══ INPUT MATERIAL
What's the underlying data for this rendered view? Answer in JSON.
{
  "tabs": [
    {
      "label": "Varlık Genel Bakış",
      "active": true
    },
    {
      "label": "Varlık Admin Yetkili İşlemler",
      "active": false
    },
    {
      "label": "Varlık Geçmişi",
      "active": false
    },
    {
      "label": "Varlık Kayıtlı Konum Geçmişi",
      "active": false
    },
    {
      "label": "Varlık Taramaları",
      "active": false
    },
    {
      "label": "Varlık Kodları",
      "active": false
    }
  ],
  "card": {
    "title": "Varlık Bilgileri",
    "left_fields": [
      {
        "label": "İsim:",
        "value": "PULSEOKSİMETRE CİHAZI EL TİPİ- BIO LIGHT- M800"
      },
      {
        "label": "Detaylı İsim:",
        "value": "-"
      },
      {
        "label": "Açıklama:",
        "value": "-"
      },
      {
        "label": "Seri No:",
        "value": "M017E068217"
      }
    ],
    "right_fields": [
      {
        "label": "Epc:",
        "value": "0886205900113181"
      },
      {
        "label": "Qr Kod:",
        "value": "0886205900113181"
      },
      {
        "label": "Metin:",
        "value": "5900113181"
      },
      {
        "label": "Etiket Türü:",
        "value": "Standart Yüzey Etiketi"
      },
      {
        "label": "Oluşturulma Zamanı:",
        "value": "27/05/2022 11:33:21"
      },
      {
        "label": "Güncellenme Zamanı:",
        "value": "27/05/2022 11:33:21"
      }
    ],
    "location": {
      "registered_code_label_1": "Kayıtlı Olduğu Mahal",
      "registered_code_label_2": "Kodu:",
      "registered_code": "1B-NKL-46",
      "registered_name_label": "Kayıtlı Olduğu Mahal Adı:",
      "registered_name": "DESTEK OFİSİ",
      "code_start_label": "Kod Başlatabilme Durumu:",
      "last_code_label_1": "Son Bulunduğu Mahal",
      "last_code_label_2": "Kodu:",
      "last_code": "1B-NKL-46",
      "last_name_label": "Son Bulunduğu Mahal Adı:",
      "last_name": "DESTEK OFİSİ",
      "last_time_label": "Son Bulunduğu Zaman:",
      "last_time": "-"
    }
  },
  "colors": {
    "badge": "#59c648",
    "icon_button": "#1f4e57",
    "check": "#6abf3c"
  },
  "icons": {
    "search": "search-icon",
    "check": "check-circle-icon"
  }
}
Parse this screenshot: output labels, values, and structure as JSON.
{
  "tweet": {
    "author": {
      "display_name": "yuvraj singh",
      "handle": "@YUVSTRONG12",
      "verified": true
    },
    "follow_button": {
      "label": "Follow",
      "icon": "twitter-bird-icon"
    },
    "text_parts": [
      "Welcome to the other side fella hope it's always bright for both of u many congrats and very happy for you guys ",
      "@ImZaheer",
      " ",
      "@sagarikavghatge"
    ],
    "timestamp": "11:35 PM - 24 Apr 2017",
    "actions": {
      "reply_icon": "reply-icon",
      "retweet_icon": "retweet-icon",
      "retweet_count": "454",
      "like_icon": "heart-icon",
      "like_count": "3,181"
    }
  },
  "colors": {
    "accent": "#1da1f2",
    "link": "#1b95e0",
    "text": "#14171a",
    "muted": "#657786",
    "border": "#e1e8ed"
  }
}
════
**STATED PROBLEM:**
Above are several records. Count the lines among them that contain "Geçmişi" and give only the total.

**THE COMPLETED TASK:**
2